Start of ENTRIES

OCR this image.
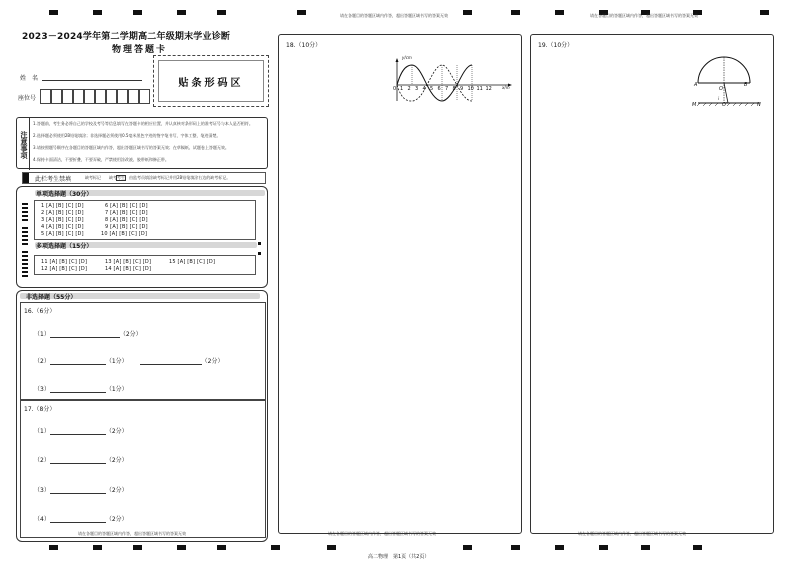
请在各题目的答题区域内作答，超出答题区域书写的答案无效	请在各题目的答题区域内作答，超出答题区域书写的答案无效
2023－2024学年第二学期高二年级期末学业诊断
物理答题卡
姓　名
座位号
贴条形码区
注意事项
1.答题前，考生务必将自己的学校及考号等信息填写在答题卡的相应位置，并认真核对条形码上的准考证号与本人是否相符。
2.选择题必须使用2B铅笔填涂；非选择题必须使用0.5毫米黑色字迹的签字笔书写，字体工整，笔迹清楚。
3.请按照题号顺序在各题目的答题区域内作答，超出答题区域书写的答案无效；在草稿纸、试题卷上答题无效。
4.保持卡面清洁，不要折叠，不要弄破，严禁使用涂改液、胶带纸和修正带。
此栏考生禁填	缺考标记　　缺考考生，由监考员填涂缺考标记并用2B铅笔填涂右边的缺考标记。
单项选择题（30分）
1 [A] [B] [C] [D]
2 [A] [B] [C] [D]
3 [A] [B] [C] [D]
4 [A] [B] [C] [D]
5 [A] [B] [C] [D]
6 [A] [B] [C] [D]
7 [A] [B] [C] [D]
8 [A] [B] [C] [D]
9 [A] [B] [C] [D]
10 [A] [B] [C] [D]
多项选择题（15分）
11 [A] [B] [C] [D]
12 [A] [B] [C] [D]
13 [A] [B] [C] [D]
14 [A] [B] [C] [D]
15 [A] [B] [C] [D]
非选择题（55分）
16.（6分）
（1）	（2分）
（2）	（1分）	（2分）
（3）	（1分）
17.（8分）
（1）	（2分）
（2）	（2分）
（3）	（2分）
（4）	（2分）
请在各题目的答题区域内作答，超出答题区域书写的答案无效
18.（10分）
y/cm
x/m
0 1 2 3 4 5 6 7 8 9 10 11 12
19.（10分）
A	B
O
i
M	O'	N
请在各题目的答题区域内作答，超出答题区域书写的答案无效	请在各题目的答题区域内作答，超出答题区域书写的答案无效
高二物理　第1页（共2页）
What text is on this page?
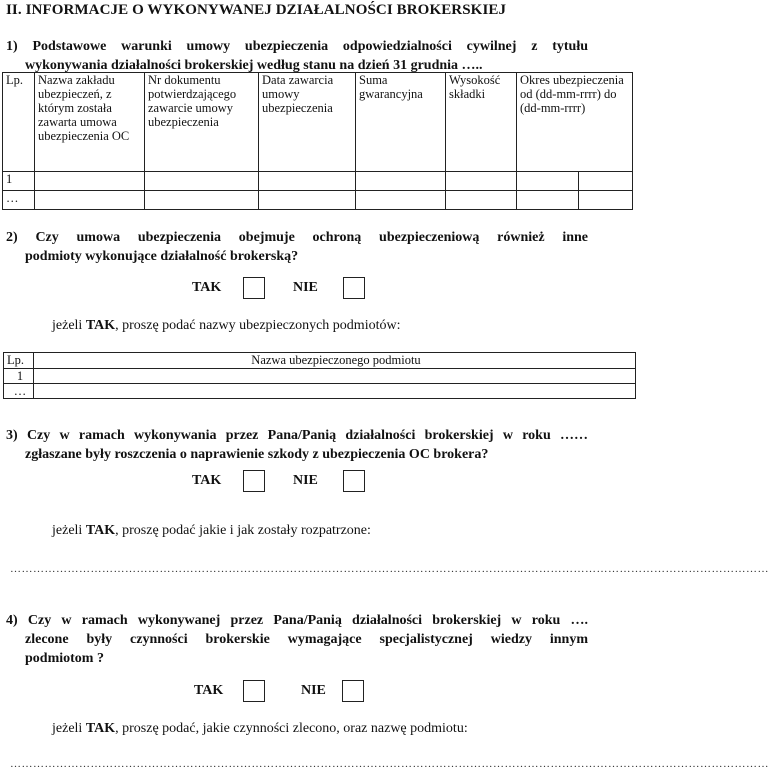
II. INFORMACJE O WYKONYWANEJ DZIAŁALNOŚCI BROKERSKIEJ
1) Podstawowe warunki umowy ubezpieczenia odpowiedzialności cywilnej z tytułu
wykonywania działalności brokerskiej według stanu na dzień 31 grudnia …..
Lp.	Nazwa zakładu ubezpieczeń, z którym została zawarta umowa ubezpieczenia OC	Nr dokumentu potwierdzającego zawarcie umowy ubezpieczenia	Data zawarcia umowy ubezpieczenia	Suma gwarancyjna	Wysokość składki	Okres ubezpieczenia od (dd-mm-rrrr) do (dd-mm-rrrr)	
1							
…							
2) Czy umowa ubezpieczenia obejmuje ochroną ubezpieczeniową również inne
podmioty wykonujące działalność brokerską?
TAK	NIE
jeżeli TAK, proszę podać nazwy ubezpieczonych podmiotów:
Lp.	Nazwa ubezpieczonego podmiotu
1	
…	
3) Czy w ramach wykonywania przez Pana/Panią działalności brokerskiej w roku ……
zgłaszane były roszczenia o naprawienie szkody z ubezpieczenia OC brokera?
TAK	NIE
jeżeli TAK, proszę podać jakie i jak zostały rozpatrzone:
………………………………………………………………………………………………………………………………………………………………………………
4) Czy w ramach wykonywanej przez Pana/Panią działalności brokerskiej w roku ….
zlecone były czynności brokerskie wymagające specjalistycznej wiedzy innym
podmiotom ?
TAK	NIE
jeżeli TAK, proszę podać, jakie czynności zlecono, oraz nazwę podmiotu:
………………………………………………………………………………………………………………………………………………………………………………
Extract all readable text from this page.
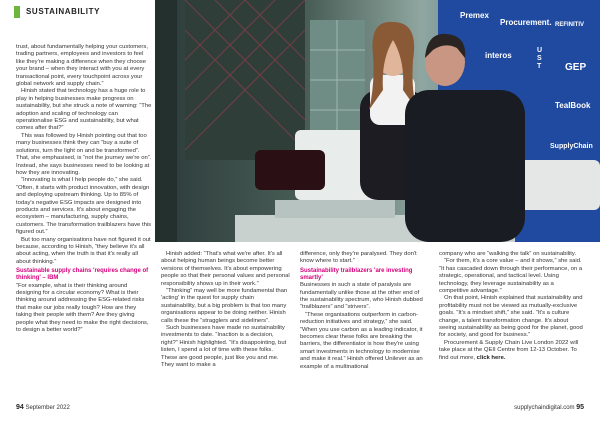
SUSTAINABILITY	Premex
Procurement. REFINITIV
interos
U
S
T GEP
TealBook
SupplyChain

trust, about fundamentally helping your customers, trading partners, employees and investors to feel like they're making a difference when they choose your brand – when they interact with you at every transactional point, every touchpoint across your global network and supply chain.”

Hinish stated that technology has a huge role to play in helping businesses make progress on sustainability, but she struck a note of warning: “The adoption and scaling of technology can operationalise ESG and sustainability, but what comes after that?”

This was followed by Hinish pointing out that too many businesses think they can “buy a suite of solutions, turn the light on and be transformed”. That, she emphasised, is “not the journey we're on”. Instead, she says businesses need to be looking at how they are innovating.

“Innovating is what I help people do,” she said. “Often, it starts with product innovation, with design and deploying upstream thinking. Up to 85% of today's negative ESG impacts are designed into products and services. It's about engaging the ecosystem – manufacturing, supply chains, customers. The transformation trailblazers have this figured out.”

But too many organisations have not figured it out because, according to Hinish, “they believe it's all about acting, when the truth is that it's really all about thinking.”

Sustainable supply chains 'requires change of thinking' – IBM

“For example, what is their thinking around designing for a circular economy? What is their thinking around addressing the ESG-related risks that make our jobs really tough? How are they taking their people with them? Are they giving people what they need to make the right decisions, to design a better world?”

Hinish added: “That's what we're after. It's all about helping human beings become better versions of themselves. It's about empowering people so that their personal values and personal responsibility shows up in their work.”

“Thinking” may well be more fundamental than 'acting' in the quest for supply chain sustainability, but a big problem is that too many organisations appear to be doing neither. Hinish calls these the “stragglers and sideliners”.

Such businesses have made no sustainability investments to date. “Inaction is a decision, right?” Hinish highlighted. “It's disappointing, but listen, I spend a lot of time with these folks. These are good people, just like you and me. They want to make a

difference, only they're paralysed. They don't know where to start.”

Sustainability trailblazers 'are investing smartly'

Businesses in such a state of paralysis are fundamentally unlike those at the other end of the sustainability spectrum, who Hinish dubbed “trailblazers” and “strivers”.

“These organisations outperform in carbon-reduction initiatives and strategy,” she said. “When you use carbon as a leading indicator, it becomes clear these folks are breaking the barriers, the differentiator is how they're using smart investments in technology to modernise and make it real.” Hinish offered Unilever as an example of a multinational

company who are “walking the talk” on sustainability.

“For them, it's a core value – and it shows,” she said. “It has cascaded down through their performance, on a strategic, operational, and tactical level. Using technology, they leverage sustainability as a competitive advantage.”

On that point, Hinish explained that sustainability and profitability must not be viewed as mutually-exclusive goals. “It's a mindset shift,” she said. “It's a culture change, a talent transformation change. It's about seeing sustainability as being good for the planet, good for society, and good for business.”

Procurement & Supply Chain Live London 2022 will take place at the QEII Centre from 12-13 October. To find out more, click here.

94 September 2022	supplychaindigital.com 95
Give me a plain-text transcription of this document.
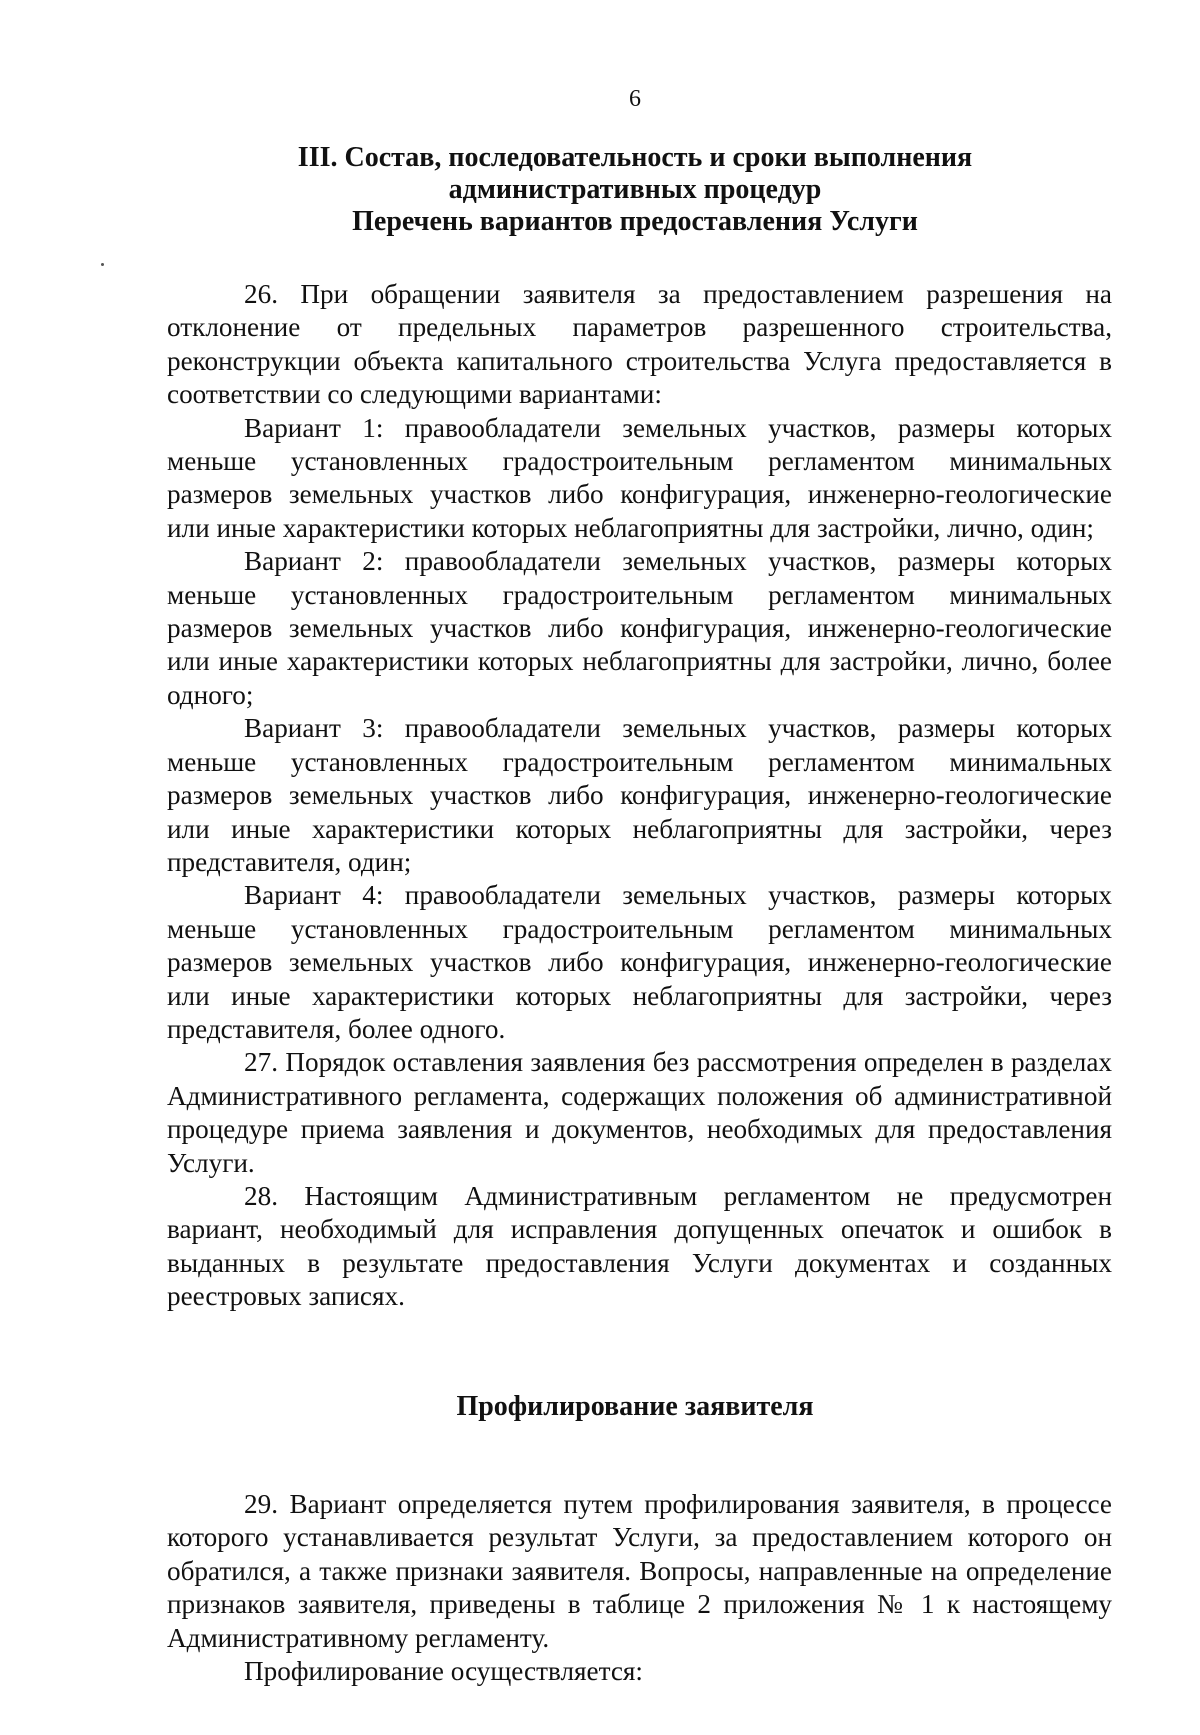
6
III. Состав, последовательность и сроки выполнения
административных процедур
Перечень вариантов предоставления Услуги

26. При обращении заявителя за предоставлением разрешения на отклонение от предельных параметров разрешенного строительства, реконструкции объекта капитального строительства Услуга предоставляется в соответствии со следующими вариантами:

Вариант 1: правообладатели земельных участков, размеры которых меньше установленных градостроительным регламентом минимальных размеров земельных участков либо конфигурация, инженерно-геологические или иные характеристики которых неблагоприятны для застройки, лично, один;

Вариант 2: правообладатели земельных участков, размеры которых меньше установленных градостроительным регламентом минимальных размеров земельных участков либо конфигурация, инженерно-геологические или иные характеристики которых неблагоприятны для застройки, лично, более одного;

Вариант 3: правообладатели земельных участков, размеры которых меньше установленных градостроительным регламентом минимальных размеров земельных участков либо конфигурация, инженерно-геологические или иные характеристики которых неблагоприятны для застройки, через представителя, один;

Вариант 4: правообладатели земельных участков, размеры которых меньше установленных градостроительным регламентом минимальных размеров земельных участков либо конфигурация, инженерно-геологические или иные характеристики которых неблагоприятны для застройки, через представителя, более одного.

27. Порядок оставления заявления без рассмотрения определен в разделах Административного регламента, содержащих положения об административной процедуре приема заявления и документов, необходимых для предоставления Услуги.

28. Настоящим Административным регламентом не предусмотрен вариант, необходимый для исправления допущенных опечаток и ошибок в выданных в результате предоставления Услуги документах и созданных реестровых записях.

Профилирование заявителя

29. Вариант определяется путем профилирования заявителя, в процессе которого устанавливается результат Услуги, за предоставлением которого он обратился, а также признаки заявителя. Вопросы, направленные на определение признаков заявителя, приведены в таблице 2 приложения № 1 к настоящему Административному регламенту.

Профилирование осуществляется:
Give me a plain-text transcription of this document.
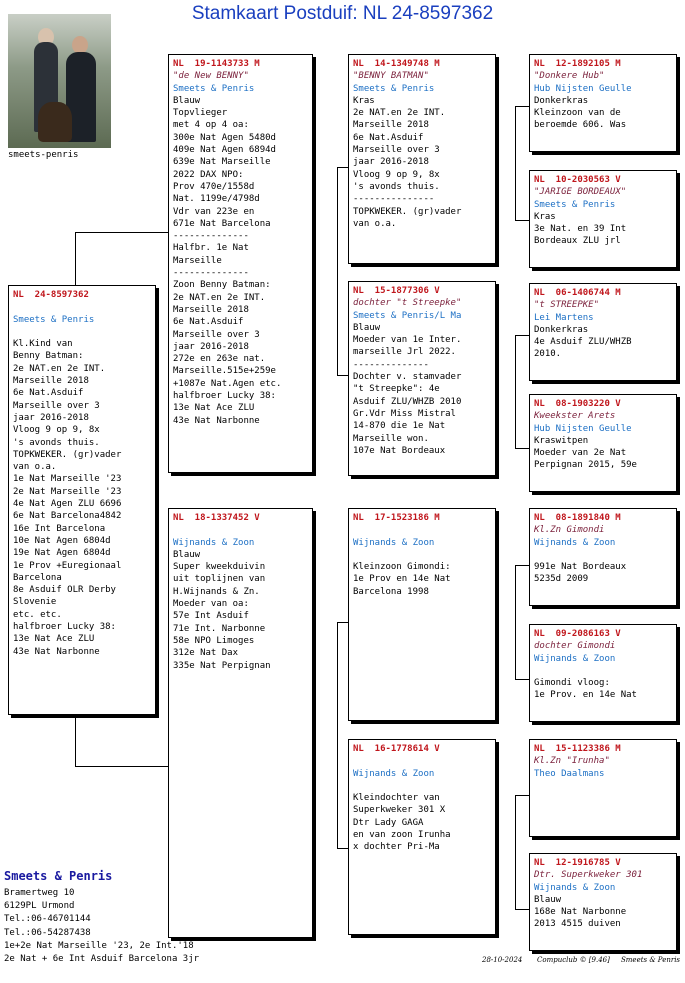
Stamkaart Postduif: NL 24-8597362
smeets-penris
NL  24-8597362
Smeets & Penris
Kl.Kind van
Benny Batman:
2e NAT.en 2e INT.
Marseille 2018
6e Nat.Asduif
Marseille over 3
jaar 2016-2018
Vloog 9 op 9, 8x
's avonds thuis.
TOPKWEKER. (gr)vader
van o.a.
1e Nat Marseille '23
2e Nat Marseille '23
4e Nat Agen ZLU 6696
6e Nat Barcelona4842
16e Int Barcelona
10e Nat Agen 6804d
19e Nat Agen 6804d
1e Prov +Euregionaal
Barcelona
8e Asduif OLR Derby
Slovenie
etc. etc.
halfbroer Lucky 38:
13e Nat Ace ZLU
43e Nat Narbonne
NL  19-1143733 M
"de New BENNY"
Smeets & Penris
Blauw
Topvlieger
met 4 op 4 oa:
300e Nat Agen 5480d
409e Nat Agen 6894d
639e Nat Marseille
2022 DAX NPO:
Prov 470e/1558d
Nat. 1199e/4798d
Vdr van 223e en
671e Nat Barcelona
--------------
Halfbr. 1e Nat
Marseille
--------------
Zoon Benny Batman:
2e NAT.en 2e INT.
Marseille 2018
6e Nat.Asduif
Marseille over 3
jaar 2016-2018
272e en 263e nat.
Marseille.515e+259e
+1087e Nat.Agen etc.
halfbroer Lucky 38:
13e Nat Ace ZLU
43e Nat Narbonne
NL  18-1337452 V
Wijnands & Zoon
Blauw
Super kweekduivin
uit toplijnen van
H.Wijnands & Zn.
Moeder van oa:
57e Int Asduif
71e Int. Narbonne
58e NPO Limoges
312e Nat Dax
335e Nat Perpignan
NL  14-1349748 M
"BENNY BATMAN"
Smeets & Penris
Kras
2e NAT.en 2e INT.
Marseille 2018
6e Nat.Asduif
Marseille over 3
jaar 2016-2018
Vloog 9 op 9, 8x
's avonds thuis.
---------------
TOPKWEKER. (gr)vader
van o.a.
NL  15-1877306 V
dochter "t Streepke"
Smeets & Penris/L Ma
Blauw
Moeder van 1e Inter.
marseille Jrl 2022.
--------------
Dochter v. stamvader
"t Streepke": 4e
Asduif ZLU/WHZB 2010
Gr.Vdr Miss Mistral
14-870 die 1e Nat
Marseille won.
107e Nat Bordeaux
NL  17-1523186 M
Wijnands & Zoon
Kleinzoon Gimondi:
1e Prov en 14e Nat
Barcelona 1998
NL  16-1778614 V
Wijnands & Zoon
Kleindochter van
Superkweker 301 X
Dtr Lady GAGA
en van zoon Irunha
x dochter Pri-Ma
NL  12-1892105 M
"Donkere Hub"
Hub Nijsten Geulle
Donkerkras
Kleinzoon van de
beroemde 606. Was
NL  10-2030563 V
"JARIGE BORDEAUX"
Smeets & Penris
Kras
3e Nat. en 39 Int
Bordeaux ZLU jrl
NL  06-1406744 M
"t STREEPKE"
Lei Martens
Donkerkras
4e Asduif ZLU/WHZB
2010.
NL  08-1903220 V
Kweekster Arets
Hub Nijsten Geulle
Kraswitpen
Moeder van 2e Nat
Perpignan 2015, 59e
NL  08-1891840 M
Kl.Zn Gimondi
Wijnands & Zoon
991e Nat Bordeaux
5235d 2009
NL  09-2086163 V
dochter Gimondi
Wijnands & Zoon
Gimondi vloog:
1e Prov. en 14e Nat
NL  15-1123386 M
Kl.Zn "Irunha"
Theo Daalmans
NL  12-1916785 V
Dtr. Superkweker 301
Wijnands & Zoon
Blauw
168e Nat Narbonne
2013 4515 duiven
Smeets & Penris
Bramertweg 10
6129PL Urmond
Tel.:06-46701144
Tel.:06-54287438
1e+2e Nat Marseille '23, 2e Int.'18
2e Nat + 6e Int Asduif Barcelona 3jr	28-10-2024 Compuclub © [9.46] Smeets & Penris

End of ENTRIES

* WHAT TO WORK ON:
Gather each line from the entries above that includes the word "Kleinzoon".

* EXERCISE OUTPUT:
Kleinzoon Gimondi:
Kleinzoon van de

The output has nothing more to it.